## WRITTEN EXERCISE
Take every line from the material that has the word "slides" in it.
★ ★ ★ ★
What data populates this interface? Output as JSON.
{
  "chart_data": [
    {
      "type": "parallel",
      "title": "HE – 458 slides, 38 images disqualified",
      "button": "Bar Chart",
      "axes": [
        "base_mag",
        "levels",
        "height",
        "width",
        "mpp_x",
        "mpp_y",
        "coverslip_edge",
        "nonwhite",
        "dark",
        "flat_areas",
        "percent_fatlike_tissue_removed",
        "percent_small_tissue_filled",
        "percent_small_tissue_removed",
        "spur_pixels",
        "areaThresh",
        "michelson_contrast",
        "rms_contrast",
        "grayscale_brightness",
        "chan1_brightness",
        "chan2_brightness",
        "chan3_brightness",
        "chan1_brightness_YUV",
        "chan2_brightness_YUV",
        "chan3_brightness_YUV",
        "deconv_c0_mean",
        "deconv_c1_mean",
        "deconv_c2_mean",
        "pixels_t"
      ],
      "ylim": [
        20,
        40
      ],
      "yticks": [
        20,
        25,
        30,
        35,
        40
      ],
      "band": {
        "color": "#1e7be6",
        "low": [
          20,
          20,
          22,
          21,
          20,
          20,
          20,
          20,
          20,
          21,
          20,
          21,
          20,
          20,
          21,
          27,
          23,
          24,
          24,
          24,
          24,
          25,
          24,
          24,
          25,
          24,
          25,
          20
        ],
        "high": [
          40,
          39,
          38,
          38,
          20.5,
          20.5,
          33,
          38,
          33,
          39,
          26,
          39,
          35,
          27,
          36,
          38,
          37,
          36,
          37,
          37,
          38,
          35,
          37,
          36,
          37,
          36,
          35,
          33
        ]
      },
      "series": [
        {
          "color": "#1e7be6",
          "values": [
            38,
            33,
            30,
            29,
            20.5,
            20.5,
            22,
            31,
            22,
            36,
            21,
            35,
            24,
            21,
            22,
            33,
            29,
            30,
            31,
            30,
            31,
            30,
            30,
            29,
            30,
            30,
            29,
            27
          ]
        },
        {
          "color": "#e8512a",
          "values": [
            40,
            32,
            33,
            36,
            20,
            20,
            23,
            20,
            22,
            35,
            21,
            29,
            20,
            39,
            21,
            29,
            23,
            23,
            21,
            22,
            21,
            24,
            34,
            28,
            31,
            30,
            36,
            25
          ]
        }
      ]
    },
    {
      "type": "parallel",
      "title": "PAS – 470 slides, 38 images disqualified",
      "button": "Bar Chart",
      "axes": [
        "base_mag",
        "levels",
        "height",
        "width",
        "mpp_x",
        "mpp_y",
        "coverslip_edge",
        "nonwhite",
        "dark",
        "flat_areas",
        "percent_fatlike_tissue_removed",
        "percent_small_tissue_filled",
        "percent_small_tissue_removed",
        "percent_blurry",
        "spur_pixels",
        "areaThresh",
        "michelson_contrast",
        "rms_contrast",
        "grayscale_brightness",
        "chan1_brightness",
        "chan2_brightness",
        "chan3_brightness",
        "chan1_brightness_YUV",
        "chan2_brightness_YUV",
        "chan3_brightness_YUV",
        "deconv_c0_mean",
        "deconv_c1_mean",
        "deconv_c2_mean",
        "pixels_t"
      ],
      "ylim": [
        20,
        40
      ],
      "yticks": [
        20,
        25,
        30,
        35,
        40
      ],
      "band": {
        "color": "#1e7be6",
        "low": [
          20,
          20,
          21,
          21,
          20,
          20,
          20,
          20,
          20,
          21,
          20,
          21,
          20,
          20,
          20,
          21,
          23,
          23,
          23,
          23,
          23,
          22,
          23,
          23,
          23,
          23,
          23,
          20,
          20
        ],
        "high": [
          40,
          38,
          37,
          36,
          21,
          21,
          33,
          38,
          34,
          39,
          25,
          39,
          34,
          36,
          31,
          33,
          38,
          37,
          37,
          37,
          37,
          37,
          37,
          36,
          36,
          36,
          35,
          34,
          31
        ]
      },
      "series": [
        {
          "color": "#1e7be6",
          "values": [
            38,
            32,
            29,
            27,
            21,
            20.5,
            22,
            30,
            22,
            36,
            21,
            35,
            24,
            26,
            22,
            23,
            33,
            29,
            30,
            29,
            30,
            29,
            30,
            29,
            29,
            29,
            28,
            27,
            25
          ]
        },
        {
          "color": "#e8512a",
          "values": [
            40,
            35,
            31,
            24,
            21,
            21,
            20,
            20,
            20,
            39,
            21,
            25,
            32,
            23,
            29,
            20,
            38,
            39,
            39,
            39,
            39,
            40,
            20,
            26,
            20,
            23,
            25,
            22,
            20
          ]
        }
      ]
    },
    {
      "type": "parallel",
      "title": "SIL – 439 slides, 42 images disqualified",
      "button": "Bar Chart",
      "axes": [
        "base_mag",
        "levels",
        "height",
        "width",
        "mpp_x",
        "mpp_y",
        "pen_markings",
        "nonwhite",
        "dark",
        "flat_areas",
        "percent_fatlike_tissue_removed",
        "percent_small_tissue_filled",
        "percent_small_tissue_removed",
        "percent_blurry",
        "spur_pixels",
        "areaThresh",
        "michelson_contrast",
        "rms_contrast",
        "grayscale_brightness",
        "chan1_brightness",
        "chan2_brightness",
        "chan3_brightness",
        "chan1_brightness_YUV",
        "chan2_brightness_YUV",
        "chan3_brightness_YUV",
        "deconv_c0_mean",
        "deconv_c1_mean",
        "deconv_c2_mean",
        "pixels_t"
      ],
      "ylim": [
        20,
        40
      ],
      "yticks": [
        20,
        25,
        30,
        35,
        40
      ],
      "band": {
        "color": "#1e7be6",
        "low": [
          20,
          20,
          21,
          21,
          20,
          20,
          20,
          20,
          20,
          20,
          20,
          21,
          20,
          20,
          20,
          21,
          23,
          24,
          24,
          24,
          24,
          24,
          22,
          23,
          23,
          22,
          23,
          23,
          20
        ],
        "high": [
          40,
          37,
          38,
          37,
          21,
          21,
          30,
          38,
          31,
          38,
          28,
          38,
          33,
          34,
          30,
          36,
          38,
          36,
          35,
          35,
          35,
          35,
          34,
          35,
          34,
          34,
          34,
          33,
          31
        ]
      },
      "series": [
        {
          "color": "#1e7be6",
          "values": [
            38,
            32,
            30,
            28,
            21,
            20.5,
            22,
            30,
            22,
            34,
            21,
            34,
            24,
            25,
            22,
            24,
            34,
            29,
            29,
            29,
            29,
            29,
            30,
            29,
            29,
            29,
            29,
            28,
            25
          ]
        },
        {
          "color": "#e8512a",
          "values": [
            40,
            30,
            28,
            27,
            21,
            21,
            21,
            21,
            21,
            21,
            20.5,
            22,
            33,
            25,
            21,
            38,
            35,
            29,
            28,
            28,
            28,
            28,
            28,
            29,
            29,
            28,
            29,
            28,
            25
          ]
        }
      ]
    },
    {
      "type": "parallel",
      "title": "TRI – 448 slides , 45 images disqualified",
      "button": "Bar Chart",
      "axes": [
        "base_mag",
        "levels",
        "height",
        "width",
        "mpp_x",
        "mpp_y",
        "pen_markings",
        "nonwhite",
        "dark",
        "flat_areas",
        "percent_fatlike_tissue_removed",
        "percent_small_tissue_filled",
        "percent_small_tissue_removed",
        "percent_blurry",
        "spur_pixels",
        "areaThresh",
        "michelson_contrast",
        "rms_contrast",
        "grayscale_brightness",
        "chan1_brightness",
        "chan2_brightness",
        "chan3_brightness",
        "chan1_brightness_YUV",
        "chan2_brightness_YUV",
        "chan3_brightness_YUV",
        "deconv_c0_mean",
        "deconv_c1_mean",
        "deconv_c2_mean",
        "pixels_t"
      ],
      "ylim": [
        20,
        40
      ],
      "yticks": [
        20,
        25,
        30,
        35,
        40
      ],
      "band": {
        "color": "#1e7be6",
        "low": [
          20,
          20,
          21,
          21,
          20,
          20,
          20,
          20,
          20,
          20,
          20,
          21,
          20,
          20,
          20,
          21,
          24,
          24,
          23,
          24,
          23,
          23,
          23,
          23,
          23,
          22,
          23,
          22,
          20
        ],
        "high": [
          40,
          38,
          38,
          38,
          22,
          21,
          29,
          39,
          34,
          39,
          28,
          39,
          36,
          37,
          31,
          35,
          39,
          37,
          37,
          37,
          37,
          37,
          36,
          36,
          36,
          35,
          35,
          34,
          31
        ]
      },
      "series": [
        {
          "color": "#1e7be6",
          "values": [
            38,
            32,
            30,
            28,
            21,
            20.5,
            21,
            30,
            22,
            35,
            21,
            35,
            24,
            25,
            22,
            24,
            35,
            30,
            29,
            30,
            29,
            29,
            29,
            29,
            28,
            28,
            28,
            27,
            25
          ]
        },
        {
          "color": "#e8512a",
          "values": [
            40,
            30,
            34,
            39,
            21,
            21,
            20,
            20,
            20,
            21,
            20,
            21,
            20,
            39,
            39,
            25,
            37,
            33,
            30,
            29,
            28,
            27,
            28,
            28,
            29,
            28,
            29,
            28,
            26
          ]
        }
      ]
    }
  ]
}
★ ★ ★ ★
## TASK OUTPUT
      "title": "HE – 458 slides, 38 images disqualified",
      "title": "PAS – 470 slides, 38 images disqualified",
      "title": "SIL – 439 slides, 42 images disqualified",
      "title": "TRI – 448 slides , 45 images disqualified",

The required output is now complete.